-- BEGIN Data supplied --
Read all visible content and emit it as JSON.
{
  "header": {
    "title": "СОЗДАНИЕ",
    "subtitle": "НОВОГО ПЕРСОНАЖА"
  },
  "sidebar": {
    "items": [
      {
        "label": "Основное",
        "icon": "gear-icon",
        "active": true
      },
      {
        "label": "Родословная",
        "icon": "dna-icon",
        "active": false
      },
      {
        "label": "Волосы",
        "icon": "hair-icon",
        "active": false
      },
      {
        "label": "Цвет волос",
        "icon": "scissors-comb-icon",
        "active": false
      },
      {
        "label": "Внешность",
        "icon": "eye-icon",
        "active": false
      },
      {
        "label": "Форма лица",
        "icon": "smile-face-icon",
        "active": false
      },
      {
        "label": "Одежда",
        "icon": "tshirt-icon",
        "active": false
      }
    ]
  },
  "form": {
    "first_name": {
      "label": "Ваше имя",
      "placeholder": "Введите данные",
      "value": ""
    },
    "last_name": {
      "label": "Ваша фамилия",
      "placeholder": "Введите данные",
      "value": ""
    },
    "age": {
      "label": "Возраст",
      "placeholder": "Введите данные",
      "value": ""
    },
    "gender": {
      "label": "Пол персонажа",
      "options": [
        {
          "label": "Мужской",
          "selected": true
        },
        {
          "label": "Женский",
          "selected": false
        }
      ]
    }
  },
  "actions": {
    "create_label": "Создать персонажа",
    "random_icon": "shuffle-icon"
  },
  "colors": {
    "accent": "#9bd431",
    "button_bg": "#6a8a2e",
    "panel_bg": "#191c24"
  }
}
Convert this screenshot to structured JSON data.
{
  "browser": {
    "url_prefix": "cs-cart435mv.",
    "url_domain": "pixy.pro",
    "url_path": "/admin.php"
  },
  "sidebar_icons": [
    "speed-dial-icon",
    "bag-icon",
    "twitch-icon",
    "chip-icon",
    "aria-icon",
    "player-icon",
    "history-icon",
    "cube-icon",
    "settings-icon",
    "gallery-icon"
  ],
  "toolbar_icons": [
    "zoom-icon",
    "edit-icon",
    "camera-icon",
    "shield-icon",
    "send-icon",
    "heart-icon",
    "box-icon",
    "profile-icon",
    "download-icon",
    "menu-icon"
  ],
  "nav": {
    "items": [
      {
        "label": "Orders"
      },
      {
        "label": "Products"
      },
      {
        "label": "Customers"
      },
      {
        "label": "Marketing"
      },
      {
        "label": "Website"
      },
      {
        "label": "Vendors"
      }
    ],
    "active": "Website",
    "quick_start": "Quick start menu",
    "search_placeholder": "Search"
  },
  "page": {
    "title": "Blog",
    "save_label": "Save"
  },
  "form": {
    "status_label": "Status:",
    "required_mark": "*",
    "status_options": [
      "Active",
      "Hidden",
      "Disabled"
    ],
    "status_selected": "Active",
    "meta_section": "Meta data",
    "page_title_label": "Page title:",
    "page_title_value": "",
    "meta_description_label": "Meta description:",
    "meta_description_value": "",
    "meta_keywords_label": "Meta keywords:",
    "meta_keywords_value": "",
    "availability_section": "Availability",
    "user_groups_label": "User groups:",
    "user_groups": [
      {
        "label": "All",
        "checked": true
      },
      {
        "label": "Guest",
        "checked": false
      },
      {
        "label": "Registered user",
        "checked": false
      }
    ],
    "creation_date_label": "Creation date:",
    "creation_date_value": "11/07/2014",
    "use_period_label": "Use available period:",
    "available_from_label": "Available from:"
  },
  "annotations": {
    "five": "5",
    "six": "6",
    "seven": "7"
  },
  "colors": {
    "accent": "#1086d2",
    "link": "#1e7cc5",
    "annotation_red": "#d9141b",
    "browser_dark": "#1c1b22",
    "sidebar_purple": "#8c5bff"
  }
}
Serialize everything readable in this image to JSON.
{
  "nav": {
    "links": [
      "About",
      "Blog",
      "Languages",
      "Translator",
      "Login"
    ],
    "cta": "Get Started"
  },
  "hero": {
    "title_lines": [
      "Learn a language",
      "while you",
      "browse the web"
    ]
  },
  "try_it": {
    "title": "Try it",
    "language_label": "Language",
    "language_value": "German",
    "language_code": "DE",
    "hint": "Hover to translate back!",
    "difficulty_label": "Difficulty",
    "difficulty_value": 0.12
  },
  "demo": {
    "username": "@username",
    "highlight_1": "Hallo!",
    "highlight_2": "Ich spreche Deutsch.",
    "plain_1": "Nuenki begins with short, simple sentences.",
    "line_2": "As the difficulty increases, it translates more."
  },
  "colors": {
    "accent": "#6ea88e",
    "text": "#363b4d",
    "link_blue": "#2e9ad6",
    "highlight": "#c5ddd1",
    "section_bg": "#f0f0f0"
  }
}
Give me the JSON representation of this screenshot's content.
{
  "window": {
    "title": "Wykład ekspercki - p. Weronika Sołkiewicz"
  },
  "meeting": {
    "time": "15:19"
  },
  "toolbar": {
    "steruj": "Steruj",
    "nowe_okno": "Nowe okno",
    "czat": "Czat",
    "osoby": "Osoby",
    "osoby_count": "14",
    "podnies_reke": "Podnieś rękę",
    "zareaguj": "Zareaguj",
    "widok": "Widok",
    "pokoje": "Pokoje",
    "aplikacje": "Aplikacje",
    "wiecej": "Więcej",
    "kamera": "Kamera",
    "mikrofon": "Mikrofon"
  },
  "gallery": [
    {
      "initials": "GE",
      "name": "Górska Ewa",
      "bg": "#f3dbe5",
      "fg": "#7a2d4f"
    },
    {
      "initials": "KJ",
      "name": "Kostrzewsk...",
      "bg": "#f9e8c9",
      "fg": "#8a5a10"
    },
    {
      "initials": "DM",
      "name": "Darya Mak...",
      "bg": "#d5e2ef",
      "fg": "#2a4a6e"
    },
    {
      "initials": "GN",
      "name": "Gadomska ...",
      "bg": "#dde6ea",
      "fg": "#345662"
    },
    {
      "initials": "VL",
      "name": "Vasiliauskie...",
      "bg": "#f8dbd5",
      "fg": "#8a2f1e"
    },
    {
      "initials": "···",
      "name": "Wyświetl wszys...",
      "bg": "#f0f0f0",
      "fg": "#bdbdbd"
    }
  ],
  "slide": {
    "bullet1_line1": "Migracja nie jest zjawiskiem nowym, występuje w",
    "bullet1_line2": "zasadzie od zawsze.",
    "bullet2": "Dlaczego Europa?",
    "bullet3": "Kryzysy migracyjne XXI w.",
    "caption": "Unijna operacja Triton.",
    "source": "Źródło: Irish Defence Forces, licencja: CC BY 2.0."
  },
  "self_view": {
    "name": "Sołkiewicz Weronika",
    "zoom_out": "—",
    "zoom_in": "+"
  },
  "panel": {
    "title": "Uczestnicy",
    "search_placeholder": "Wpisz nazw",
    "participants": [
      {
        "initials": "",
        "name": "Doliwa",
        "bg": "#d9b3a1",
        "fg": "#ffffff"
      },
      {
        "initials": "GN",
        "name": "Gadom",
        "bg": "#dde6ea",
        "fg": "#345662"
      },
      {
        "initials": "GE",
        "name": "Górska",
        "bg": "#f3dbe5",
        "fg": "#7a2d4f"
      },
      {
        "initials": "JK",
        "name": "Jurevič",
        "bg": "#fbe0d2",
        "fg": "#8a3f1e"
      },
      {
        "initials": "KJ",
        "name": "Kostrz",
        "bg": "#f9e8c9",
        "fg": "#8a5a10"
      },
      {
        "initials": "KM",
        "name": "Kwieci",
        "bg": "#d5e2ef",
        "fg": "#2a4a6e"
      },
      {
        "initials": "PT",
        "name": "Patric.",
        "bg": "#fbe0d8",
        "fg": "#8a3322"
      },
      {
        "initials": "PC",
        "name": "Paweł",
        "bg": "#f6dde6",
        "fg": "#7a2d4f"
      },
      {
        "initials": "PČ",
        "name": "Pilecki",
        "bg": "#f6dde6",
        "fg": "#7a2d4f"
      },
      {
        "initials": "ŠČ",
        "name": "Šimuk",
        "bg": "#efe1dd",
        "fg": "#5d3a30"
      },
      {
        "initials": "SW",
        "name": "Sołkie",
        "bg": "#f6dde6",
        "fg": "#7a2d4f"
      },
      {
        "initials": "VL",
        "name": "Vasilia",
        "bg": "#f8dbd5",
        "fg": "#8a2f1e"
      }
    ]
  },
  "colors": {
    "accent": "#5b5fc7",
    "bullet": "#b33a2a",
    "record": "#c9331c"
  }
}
-- END Data supplied --
_What to produce_
Copy every line of the records above that holds the word "screenshot".

_Solution to this task_
Convert this screenshot to structured JSON data.
Give me the JSON representation of this screenshot's content.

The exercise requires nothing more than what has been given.